═══ Data listing

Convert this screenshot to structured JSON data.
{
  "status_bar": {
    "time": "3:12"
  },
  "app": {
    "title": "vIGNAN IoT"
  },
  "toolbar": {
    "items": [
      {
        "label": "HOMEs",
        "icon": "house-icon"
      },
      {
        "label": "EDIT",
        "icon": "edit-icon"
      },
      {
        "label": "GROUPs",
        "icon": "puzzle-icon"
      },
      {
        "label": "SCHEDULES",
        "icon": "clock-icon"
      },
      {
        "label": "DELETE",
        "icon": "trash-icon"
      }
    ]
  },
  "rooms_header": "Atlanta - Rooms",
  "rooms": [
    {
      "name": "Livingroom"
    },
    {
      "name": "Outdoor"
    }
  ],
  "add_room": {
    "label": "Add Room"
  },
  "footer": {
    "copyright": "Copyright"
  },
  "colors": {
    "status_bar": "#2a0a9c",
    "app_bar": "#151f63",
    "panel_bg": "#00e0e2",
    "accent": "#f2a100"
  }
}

══════

• Set task: How many lines in these entries contain the string "icon"? State the number and nothing more.

• Output for this task: 5